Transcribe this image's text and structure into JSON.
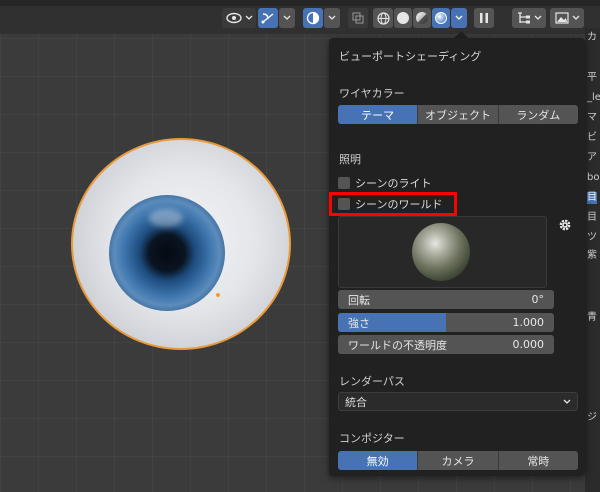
{
  "popover": {
    "title": "ビューポートシェーディング",
    "wire_color": {
      "label": "ワイヤカラー",
      "options": [
        "テーマ",
        "オブジェクト",
        "ランダム"
      ],
      "active": 0
    },
    "lighting": {
      "label": "照明",
      "scene_lights_label": "シーンのライト",
      "scene_world_label": "シーンのワールド"
    },
    "rotation": {
      "label": "回転",
      "value": "0°"
    },
    "strength": {
      "label": "強さ",
      "value": "1.000",
      "fill_fraction": 0.5
    },
    "world_opacity": {
      "label": "ワールドの不透明度",
      "value": "0.000"
    },
    "render_pass": {
      "label": "レンダーパス",
      "selected": "統合"
    },
    "compositor": {
      "label": "コンポジター",
      "options": [
        "無効",
        "カメラ",
        "常時"
      ],
      "active": 0
    }
  },
  "right_strip": {
    "chars": [
      "カ",
      "平",
      "_le",
      "マ",
      "ビ",
      "ア",
      "bo",
      "目",
      "目",
      "ツ",
      "紫",
      "青",
      "ジ"
    ]
  },
  "colors": {
    "accent": "#4772b3",
    "highlight": "#ff0000",
    "selection_outline": "#e89a3a"
  },
  "icons": [
    "eye-icon",
    "gizmo-icon",
    "overlay-icon",
    "xray-icon",
    "wireframe-shading-icon",
    "solid-shading-icon",
    "material-shading-icon",
    "rendered-shading-icon",
    "pause-icon",
    "editor-type-icon",
    "display-mode-icon",
    "gear-icon",
    "chevron-down-icon"
  ]
}
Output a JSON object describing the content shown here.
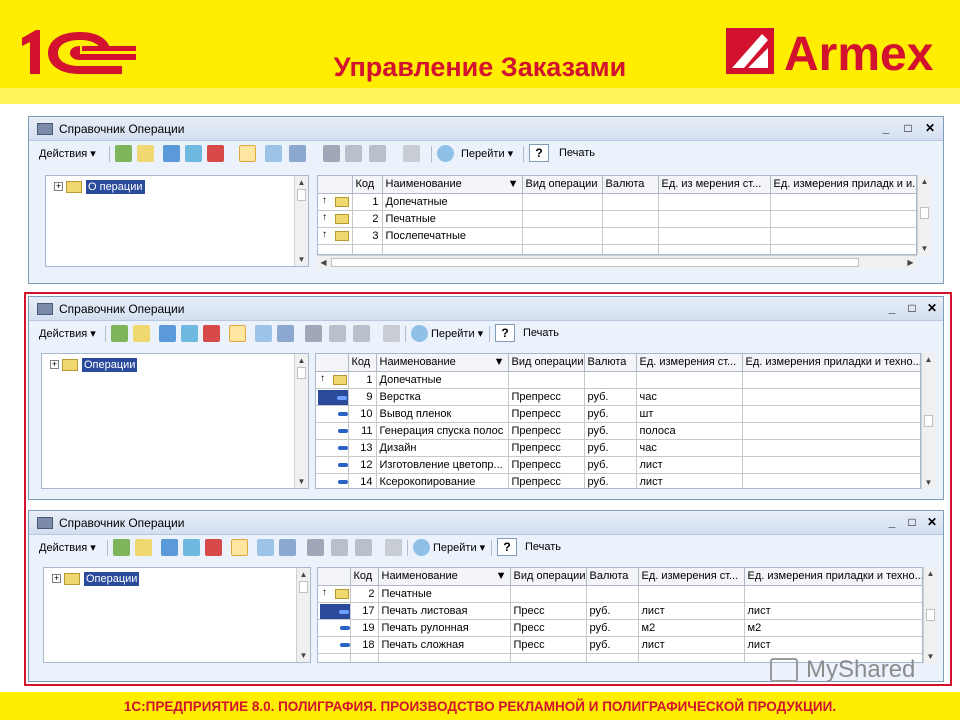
{
  "slide": {
    "title": "Управление Заказами",
    "brand_left": "1С",
    "brand_right": "Armex",
    "footer": "1С:ПРЕДПРИЯТИЕ 8.0. ПОЛИГРАФИЯ. ПРОИЗВОДСТВО РЕКЛАМНОЙ И ПОЛИГРАФИЧЕСКОЙ ПРОДУКЦИИ.",
    "watermark": "MyShared",
    "colors": {
      "background": "#ffee00",
      "accent": "#d2122e",
      "window": "#ebf2fb",
      "selection": "#2a4b9b"
    }
  },
  "toolbar": {
    "actions": "Действия ▾",
    "goto": "Перейти ▾",
    "help": "?",
    "print": "Печать"
  },
  "columns": [
    "Код",
    "Наименование",
    "Вид операции",
    "Валюта",
    "Ед. измерения ст...",
    "Ед. измерения приладки и техно..."
  ],
  "columns_w1": [
    "Код",
    "Наименование",
    "Вид операции",
    "Валюта",
    "Ед. из мерения ст...",
    "Ед. измерения приладк и и..."
  ],
  "windows": [
    {
      "title": "Справочник Операции",
      "tree_label": "О перации",
      "rows": [
        {
          "kind": "group",
          "code": "1",
          "name": "Допечатные",
          "op": "",
          "cur": "",
          "unit": "",
          "unit2": ""
        },
        {
          "kind": "group",
          "code": "2",
          "name": "Печатные",
          "op": "",
          "cur": "",
          "unit": "",
          "unit2": ""
        },
        {
          "kind": "group",
          "code": "3",
          "name": "Послепечатные",
          "op": "",
          "cur": "",
          "unit": "",
          "unit2": ""
        }
      ]
    },
    {
      "title": "Справочник Операции",
      "tree_label": "Операции",
      "rows": [
        {
          "kind": "group",
          "code": "1",
          "name": "Допечатные",
          "op": "",
          "cur": "",
          "unit": "",
          "unit2": ""
        },
        {
          "kind": "item-selected",
          "code": "9",
          "name": "Верстка",
          "op": "Препресс",
          "cur": "руб.",
          "unit": "час",
          "unit2": ""
        },
        {
          "kind": "item",
          "code": "10",
          "name": "Вывод пленок",
          "op": "Препресс",
          "cur": "руб.",
          "unit": "шт",
          "unit2": ""
        },
        {
          "kind": "item",
          "code": "11",
          "name": "Генерация спуска полос",
          "op": "Препресс",
          "cur": "руб.",
          "unit": "полоса",
          "unit2": ""
        },
        {
          "kind": "item",
          "code": "13",
          "name": "Дизайн",
          "op": "Препресс",
          "cur": "руб.",
          "unit": "час",
          "unit2": ""
        },
        {
          "kind": "item",
          "code": "12",
          "name": "Изготовление цветопр...",
          "op": "Препресс",
          "cur": "руб.",
          "unit": "лист",
          "unit2": ""
        },
        {
          "kind": "item",
          "code": "14",
          "name": "Ксерокопирование",
          "op": "Препресс",
          "cur": "руб.",
          "unit": "лист",
          "unit2": ""
        }
      ]
    },
    {
      "title": "Справочник Операции",
      "tree_label": "Операции",
      "rows": [
        {
          "kind": "group",
          "code": "2",
          "name": "Печатные",
          "op": "",
          "cur": "",
          "unit": "",
          "unit2": ""
        },
        {
          "kind": "item-selected",
          "code": "17",
          "name": "Печать листовая",
          "op": "Пресс",
          "cur": "руб.",
          "unit": "лист",
          "unit2": "лист"
        },
        {
          "kind": "item",
          "code": "19",
          "name": "Печать рулонная",
          "op": "Пресс",
          "cur": "руб.",
          "unit": "м2",
          "unit2": "м2"
        },
        {
          "kind": "item",
          "code": "18",
          "name": "Печать сложная",
          "op": "Пресс",
          "cur": "руб.",
          "unit": "лист",
          "unit2": "лист"
        }
      ]
    }
  ]
}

=-=-=

Exercise
Write out the records above once more, word for word, with no pictures.

Final result
Transcribe this image's text and structure into JSON.
{
  "popover": {
    "title": "ビューポートシェーディング",
    "wire_color": {
      "label": "ワイヤカラー",
      "options": [
        "テーマ",
        "オブジェクト",
        "ランダム"
      ],
      "active": 0
    },
    "lighting": {
      "label": "照明",
      "scene_lights_label": "シーンのライト",
      "scene_world_label": "シーンのワールド"
    },
    "rotation": {
      "label": "回転",
      "value": "0°"
    },
    "strength": {
      "label": "強さ",
      "value": "1.000",
      "fill_fraction": 0.5
    },
    "world_opacity": {
      "label": "ワールドの不透明度",
      "value": "0.000"
    },
    "render_pass": {
      "label": "レンダーパス",
      "selected": "統合"
    },
    "compositor": {
      "label": "コンポジター",
      "options": [
        "無効",
        "カメラ",
        "常時"
      ],
      "active": 0
    }
  },
  "right_strip": {
    "chars": [
      "カ",
      "平",
      "_le",
      "マ",
      "ビ",
      "ア",
      "bo",
      "目",
      "目",
      "ツ",
      "紫",
      "青",
      "ジ"
    ]
  },
  "colors": {
    "accent": "#4772b3",
    "highlight": "#ff0000",
    "selection_outline": "#e89a3a"
  },
  "icons": [
    "eye-icon",
    "gizmo-icon",
    "overlay-icon",
    "xray-icon",
    "wireframe-shading-icon",
    "solid-shading-icon",
    "material-shading-icon",
    "rendered-shading-icon",
    "pause-icon",
    "editor-type-icon",
    "display-mode-icon",
    "gear-icon",
    "chevron-down-icon"
  ]
}
Output a JSON object describing the content shown here.
{
  "slide": {
    "title": "Управление Заказами",
    "brand_left": "1С",
    "brand_right": "Armex",
    "footer": "1С:ПРЕДПРИЯТИЕ 8.0. ПОЛИГРАФИЯ. ПРОИЗВОДСТВО РЕКЛАМНОЙ И ПОЛИГРАФИЧЕСКОЙ ПРОДУКЦИИ.",
    "watermark": "MyShared",
    "colors": {
      "background": "#ffee00",
      "accent": "#d2122e",
      "window": "#ebf2fb",
      "selection": "#2a4b9b"
    }
  },
  "toolbar": {
    "actions": "Действия ▾",
    "goto": "Перейти ▾",
    "help": "?",
    "print": "Печать"
  },
  "columns": [
    "Код",
    "Наименование",
    "Вид операции",
    "Валюта",
    "Ед. измерения ст...",
    "Ед. измерения приладки и техно..."
  ],
  "columns_w1": [
    "Код",
    "Наименование",
    "Вид операции",
    "Валюта",
    "Ед. из мерения ст...",
    "Ед. измерения приладк и и..."
  ],
  "windows": [
    {
      "title": "Справочник Операции",
      "tree_label": "О перации",
      "rows": [
        {
          "kind": "group",
          "code": "1",
          "name": "Допечатные",
          "op": "",
          "cur": "",
          "unit": "",
          "unit2": ""
        },
        {
          "kind": "group",
          "code": "2",
          "name": "Печатные",
          "op": "",
          "cur": "",
          "unit": "",
          "unit2": ""
        },
        {
          "kind": "group",
          "code": "3",
          "name": "Послепечатные",
          "op": "",
          "cur": "",
          "unit": "",
          "unit2": ""
        }
      ]
    },
    {
      "title": "Справочник Операции",
      "tree_label": "Операции",
      "rows": [
        {
          "kind": "group",
          "code": "1",
          "name": "Допечатные",
          "op": "",
          "cur": "",
          "unit": "",
          "unit2": ""
        },
        {
          "kind": "item-selected",
          "code": "9",
          "name": "Верстка",
          "op": "Препресс",
          "cur": "руб.",
          "unit": "час",
          "unit2": ""
        },
        {
          "kind": "item",
          "code": "10",
          "name": "Вывод пленок",
          "op": "Препресс",
          "cur": "руб.",
          "unit": "шт",
          "unit2": ""
        },
        {
          "kind": "item",
          "code": "11",
          "name": "Генерация спуска полос",
          "op": "Препресс",
          "cur": "руб.",
          "unit": "полоса",
          "unit2": ""
        },
        {
          "kind": "item",
          "code": "13",
          "name": "Дизайн",
          "op": "Препресс",
          "cur": "руб.",
          "unit": "час",
          "unit2": ""
        },
        {
          "kind": "item",
          "code": "12",
          "name": "Изготовление цветопр...",
          "op": "Препресс",
          "cur": "руб.",
          "unit": "лист",
          "unit2": ""
        },
        {
          "kind": "item",
          "code": "14",
          "name": "Ксерокопирование",
          "op": "Препресс",
          "cur": "руб.",
          "unit": "лист",
          "unit2": ""
        }
      ]
    },
    {
      "title": "Справочник Операции",
      "tree_label": "Операции",
      "rows": [
        {
          "kind": "group",
          "code": "2",
          "name": "Печатные",
          "op": "",
          "cur": "",
          "unit": "",
          "unit2": ""
        },
        {
          "kind": "item-selected",
          "code": "17",
          "name": "Печать листовая",
          "op": "Пресс",
          "cur": "руб.",
          "unit": "лист",
          "unit2": "лист"
        },
        {
          "kind": "item",
          "code": "19",
          "name": "Печать рулонная",
          "op": "Пресс",
          "cur": "руб.",
          "unit": "м2",
          "unit2": "м2"
        },
        {
          "kind": "item",
          "code": "18",
          "name": "Печать сложная",
          "op": "Пресс",
          "cur": "руб.",
          "unit": "лист",
          "unit2": "лист"
        }
      ]
    }
  ]
}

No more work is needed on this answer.